Stated exercise: Reproduce all lines of the listing below in which the word "JSON" occurs.

Records excerpted from a collection:
************

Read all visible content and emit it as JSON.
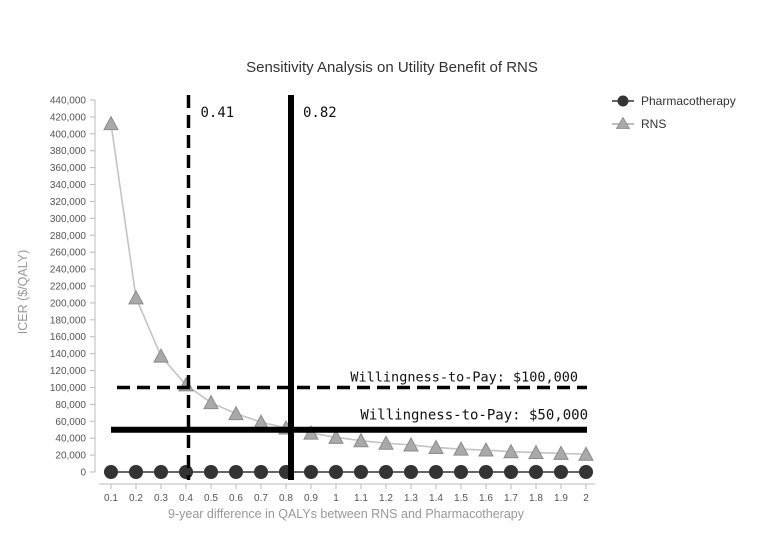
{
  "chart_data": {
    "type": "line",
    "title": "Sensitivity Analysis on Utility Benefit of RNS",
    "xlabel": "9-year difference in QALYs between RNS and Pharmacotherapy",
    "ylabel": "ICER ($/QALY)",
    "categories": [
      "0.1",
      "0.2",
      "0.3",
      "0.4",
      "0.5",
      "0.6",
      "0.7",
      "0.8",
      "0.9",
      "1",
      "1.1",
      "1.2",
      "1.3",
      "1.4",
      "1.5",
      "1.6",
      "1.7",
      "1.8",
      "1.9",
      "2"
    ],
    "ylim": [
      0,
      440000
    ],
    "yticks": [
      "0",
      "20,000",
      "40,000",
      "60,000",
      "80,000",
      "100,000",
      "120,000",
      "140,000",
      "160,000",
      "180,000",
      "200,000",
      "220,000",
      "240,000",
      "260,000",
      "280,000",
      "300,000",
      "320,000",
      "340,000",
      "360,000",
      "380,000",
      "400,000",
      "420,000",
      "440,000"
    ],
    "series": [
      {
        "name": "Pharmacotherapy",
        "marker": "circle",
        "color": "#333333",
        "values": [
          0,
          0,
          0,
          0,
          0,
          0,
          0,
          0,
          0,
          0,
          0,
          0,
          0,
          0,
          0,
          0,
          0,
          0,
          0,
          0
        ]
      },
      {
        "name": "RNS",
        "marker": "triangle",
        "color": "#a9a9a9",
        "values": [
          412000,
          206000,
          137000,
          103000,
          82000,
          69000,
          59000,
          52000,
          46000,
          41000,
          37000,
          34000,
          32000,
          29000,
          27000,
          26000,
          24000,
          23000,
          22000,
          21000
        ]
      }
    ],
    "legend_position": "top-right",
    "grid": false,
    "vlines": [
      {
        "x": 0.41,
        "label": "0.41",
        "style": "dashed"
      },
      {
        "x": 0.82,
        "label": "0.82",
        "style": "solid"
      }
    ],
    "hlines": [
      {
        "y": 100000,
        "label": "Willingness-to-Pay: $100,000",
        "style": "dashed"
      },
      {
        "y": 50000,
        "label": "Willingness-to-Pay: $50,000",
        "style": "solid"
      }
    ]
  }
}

************

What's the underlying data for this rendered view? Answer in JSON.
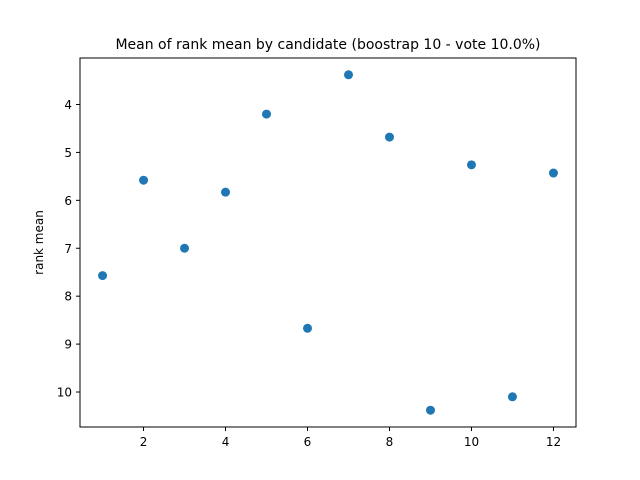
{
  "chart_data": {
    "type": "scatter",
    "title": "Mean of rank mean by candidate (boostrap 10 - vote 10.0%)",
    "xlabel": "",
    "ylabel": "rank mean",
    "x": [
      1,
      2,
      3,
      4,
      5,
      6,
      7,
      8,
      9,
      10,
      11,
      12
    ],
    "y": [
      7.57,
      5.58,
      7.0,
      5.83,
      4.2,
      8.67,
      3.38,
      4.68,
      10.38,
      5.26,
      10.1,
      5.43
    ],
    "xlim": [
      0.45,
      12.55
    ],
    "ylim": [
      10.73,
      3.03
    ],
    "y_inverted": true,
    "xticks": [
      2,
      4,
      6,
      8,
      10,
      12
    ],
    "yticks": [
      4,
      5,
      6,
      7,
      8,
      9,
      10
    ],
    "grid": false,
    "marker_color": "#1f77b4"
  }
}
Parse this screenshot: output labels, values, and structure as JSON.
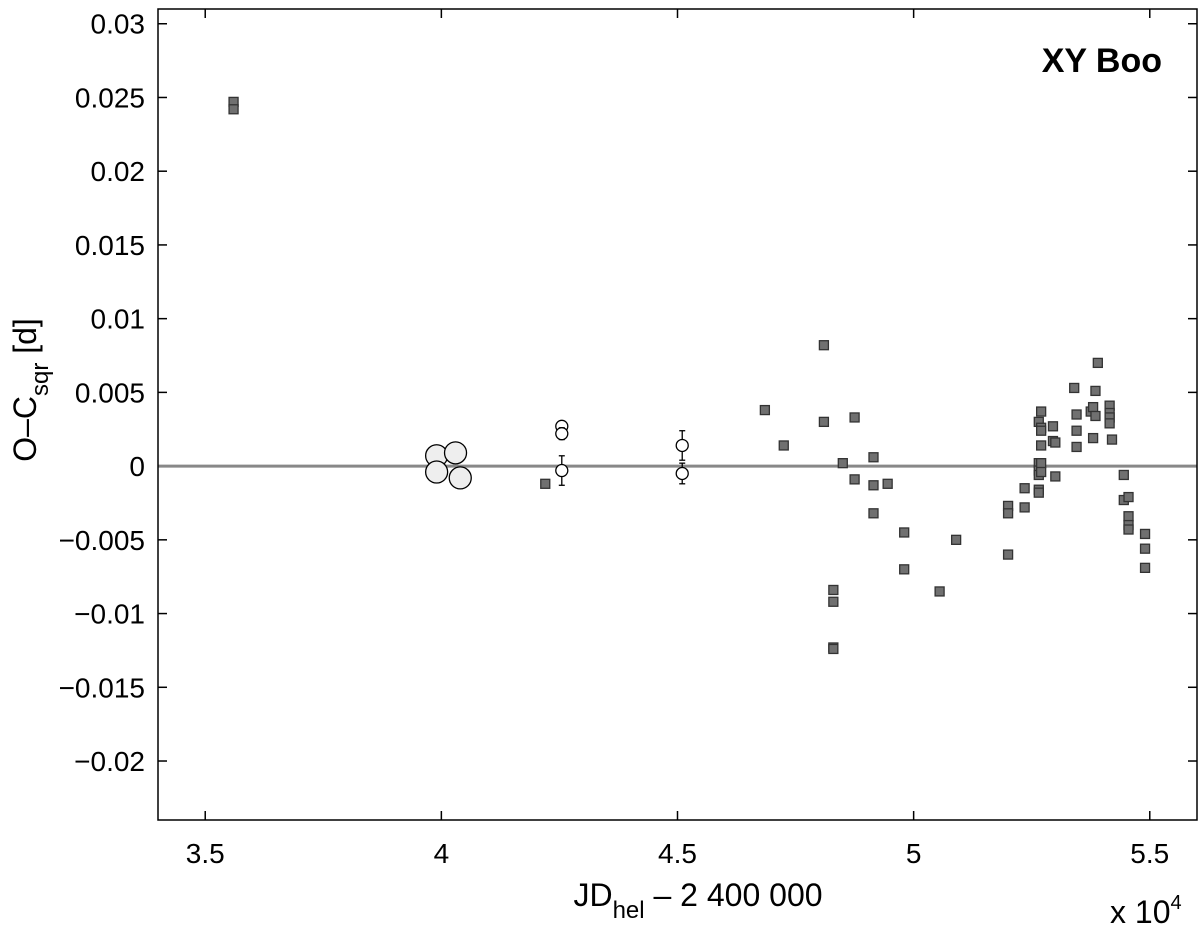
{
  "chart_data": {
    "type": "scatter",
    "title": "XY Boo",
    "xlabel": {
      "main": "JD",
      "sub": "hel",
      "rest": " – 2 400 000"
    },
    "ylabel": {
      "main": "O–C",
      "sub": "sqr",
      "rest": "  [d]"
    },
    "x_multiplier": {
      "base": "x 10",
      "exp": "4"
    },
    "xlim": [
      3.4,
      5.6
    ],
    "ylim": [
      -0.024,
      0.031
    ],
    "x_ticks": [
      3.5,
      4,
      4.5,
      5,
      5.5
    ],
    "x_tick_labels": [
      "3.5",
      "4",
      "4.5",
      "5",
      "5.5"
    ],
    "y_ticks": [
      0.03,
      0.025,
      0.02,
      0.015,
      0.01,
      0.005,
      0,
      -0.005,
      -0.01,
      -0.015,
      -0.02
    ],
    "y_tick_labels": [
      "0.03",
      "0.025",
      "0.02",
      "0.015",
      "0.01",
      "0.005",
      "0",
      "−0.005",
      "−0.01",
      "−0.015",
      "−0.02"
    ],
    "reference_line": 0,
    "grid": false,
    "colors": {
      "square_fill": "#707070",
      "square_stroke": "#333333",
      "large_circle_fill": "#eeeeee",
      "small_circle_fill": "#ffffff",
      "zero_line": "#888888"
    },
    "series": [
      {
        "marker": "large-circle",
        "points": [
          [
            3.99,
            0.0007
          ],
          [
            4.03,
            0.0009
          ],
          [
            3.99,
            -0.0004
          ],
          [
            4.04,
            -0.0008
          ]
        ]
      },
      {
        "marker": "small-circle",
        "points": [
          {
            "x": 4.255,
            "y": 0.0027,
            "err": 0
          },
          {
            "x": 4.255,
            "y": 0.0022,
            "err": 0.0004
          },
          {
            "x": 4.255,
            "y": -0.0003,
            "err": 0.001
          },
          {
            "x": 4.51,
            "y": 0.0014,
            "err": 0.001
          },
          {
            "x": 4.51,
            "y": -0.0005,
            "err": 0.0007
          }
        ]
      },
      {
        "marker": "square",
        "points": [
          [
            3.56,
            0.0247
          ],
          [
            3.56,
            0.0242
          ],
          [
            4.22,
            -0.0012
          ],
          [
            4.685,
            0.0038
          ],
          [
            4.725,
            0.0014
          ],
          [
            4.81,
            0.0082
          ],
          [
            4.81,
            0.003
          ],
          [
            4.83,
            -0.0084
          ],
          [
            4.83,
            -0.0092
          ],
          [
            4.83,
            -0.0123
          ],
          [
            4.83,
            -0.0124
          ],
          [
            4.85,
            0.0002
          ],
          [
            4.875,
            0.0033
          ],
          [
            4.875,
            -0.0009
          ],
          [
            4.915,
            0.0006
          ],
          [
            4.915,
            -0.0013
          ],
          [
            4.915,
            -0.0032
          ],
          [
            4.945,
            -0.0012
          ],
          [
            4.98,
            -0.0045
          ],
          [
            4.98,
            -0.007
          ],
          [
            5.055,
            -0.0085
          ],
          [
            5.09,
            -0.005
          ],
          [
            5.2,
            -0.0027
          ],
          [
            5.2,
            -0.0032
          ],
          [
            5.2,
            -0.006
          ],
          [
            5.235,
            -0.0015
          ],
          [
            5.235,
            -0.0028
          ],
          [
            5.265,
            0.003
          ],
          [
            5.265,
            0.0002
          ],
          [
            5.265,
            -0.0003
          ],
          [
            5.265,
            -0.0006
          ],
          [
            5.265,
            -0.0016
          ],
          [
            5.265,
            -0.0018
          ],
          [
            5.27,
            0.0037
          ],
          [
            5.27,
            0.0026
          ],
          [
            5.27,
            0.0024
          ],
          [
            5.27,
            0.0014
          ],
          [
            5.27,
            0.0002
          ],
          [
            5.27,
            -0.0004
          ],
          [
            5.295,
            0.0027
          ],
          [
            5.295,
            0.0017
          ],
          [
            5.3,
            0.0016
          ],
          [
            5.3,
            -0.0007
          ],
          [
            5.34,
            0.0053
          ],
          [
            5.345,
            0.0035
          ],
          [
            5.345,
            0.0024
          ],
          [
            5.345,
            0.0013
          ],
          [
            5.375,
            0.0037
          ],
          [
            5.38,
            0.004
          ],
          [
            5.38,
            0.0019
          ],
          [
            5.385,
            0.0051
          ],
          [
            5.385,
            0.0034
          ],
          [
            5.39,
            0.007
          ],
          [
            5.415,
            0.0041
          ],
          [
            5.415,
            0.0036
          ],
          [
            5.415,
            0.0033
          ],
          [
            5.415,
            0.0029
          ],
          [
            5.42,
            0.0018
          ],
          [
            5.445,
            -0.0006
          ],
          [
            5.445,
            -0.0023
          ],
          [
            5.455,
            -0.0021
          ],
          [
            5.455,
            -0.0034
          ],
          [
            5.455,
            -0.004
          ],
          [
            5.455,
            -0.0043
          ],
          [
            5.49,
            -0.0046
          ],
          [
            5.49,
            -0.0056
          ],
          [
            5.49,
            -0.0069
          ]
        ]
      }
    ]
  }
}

************

Solution to the problem:
Read all visible content and emit it as JSON.
What's the underlying data for this rendered view? Answer in JSON.
Parse this screenshot: output labels, values, and structure as JSON.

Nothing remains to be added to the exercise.